(INSTRUÇÕES DO EXERCÍCIO)
Segundo o texto citado, que designação genérica recebe a teoria do Homem proposta pelos autores?

(TEXTO CITADO)
▬▬▬▬▬▬▬▬▬▬
Como tese teórica que é, a nossa tese toma a forma rigorosa de um discurso teórico de antropologia. Dado que a antropologia ‚ uma teoria do Homem, mais precisamente uma teoria da natureza humana, torna-se necessário acrescentar que um discurso teórico de antropologia tem por efeito o conhecimento do Homem ou da natureza humana, considerada como um sistema aberto em permanente evolução no quadro da evolução cósmica e biológica. O Homem será, pois, considerado como uma totalidade bioneuropsicossociocultural complexa, auto-organizada, ambígua e aberta. Do mesmo modo, a sua teoria dever ser (e será) aberta, multidimensional e complexa, cuja designação genérica é teoria neuronal do Homem. Esta designação já traz a marca da sua originalidade. Como Edgar Morin (1975) já tinha defendido a entrada do cérebro na ciência do Homem, optamos por expor o nosso modelo neuro-antropológico a partir de uma crítica subtil mas exigente da sua teoria da natureza humana. Quer dizer que o nosso modelo, impossibilitado de se dar no simples absoluto da sua presença, teve de passar necessariamente pela deambulação de outras «teses antropológicas» para se definir e apoderar de si próprio na sua diferença. Partindo das teses morianas, trabalhámos assim a nossa própria diferença, a fim de ocuparmos as nossas próprias posições (Capítulo I). Esta diferença mostrou-nos, em primeiro lugar, que era necessário considerar o cérebro (em sentido lato) como um órgão semelhante aos outros órgãos do organismo humano, constituído por um tecido uniforme cuja organização lhe permite desempenhar funções específicas e únicas (processamento de informação). Assim, depois de expormos a evolução biológica do Homem (Capítulo II), que irá demonstrar a existência de um paralelismo entre evolução cerebral e evolução cultural, iremos analisar o sistema nervoso, tanto na sua anatomia histológica como no seu funcionamento (Capítulo III) e desenvolvimento (Capítulo IV). Esta análise permitir-nos-á compreender finalmente a antropogénese (Capítulo V), bem como a evolução social e cultural do Homem Fóssil (Capítulos VI e VII), sem no entanto esgotarmos nenhum destes assuntos que deverão ser retomados e aprofundados numa outra oportunidade.
▬▬▬▬▬▬▬▬▬▬
(EXCERTOS DOS REGISTOS)
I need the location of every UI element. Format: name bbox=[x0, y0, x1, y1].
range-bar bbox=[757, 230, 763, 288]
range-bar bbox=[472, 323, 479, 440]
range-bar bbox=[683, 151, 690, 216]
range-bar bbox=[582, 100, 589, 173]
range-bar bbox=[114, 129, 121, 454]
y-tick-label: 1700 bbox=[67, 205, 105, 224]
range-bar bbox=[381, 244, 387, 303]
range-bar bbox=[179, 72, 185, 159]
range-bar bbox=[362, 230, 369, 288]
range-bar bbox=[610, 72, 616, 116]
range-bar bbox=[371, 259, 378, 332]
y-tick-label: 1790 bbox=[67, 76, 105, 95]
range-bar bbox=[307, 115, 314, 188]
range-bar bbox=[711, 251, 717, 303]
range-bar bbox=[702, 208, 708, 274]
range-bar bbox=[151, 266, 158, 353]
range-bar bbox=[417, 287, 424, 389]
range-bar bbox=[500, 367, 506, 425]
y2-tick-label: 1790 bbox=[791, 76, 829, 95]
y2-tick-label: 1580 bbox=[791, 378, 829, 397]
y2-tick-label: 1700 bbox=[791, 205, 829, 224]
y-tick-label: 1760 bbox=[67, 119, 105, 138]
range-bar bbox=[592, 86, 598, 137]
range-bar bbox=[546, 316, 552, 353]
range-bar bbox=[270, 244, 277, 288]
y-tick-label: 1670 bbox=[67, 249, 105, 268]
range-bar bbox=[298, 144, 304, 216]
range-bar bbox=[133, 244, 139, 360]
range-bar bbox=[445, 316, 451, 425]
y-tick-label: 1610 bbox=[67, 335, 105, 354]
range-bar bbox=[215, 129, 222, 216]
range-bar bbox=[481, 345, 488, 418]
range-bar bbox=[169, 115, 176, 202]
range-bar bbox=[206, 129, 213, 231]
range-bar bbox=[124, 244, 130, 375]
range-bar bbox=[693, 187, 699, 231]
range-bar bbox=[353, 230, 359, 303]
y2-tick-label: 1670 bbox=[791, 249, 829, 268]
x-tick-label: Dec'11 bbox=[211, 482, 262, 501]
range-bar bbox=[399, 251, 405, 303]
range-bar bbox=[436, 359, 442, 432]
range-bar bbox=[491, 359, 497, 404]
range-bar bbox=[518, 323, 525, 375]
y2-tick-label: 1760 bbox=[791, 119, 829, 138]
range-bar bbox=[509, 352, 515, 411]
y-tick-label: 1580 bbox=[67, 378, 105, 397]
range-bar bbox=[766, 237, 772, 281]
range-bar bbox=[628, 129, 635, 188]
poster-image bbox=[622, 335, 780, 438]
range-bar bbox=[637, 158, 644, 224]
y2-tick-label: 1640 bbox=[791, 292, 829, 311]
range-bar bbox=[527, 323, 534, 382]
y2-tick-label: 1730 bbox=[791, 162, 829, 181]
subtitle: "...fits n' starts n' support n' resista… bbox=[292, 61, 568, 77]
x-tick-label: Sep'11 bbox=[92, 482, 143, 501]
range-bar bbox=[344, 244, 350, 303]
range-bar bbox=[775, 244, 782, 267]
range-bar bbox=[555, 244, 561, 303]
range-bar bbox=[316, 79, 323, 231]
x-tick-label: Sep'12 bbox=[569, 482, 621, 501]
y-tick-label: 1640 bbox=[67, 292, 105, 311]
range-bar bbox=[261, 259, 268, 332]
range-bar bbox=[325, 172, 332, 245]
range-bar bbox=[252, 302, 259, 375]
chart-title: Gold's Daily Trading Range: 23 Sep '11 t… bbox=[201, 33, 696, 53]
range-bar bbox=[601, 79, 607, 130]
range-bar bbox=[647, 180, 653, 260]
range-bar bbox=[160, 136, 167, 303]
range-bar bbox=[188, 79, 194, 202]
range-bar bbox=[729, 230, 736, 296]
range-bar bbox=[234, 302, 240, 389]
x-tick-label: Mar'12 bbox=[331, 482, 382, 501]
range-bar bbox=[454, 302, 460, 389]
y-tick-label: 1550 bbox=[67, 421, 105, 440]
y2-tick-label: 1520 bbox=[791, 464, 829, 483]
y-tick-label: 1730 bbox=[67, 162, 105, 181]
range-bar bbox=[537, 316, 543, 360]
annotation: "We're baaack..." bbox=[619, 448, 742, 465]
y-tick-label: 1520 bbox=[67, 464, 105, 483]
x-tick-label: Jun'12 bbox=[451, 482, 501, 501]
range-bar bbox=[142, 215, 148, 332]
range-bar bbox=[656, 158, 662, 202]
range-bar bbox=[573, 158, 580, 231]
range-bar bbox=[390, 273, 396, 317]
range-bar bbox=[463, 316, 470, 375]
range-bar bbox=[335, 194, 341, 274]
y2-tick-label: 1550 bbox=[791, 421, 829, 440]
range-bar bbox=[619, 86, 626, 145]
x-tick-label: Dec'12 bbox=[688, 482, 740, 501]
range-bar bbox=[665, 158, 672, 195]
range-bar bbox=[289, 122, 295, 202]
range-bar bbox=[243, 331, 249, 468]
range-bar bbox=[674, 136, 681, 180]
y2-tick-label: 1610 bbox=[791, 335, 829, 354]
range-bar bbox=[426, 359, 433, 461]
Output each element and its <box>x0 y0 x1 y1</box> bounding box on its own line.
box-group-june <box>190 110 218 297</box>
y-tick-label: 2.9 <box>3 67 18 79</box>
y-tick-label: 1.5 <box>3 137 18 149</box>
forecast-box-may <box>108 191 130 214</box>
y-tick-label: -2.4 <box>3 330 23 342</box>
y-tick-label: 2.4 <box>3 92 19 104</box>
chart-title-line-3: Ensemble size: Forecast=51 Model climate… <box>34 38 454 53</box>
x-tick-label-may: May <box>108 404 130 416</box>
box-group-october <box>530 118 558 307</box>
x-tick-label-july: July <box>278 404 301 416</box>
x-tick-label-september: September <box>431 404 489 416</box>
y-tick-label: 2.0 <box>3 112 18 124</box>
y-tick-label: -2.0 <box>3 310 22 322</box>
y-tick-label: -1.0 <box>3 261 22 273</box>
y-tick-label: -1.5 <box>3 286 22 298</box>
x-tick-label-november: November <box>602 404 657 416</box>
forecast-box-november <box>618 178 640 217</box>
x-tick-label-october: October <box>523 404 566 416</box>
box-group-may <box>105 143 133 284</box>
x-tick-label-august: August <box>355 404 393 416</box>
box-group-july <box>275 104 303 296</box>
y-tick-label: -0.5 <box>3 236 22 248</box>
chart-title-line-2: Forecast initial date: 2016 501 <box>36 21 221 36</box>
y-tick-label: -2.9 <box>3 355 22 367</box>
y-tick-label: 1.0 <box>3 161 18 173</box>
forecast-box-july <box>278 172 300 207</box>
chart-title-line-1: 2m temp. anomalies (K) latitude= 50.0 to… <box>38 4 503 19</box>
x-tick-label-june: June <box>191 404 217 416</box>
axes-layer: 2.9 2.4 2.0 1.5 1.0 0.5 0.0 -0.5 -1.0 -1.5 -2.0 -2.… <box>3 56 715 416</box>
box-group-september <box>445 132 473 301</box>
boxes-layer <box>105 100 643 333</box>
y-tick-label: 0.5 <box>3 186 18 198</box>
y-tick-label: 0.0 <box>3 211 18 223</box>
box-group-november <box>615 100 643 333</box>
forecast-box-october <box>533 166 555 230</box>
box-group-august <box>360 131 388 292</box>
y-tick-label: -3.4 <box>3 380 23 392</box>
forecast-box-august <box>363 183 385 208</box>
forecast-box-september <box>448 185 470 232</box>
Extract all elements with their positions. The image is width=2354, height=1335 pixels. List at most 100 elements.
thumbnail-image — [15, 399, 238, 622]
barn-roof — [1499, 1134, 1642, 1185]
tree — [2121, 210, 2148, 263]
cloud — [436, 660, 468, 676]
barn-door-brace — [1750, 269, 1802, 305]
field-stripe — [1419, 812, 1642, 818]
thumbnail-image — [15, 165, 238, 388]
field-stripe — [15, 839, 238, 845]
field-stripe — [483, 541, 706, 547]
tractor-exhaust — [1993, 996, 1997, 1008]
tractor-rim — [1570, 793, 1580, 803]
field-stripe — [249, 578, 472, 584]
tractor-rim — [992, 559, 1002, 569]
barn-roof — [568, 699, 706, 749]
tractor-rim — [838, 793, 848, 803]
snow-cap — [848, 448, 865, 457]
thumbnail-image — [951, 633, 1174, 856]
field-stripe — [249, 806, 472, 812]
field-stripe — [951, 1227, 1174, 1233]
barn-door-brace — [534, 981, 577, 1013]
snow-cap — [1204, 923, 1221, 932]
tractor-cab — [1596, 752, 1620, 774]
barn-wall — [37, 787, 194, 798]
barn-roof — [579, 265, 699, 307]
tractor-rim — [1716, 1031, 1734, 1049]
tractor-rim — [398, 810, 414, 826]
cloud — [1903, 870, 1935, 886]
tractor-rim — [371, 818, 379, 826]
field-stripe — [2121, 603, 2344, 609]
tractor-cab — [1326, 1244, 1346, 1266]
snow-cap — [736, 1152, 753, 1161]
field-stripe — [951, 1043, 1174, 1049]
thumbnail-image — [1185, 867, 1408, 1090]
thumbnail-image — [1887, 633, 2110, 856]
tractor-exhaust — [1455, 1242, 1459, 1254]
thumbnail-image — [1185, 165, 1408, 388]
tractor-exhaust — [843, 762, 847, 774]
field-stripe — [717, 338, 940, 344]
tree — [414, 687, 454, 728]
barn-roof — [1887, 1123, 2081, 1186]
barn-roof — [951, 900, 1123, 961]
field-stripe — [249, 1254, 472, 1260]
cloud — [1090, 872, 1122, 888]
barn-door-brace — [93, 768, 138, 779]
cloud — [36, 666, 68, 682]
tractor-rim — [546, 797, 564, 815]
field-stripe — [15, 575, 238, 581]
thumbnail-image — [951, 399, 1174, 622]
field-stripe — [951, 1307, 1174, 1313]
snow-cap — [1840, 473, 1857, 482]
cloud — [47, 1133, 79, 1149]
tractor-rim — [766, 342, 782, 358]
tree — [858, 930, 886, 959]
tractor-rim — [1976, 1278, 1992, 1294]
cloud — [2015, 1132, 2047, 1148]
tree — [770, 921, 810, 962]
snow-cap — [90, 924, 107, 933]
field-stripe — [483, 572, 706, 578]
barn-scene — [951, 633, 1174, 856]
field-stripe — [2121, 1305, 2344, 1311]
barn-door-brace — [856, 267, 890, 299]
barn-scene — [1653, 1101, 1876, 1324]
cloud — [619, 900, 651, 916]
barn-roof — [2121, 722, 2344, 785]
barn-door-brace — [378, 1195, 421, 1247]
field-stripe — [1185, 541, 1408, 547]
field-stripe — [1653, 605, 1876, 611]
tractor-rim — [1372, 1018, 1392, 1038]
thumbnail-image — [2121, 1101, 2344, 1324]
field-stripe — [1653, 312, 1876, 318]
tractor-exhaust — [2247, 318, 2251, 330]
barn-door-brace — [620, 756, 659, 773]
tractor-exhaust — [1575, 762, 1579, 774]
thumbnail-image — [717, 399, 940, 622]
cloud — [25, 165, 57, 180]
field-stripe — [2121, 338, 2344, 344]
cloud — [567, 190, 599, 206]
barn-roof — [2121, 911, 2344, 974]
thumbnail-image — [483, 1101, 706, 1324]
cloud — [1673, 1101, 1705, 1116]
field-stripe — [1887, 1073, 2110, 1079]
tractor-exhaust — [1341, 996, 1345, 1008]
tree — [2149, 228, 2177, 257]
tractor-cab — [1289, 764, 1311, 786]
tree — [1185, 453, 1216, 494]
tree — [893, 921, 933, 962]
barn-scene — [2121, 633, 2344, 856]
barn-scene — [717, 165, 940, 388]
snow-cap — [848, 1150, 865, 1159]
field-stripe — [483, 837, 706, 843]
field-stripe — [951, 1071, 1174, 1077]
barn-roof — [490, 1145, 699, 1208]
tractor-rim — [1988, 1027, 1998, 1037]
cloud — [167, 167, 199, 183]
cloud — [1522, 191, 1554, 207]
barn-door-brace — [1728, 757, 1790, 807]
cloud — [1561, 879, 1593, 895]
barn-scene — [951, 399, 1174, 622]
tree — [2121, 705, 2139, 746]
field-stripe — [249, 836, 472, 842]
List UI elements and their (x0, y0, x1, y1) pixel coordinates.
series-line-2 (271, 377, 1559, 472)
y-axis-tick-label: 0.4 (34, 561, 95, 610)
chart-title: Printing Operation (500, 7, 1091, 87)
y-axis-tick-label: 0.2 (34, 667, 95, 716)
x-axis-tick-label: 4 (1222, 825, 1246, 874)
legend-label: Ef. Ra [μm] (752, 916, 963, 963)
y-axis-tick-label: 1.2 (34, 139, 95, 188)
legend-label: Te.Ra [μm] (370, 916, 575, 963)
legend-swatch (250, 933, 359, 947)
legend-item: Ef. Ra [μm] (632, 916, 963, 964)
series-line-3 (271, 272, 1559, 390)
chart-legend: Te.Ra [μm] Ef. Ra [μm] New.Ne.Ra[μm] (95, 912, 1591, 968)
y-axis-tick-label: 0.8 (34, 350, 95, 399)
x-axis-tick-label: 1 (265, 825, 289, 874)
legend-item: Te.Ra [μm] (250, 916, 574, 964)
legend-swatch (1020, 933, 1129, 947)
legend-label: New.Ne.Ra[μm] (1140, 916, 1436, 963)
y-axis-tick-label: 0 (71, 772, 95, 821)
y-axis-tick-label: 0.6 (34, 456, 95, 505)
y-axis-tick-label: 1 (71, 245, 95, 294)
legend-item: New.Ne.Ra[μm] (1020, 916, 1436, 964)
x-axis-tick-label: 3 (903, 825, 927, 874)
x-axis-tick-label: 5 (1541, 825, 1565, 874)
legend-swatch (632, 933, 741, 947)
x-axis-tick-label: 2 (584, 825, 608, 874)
▬▬▬▬▬▬▬▬▬▬
(RESOLUÇÃO)
Teoria neuronal do Homem.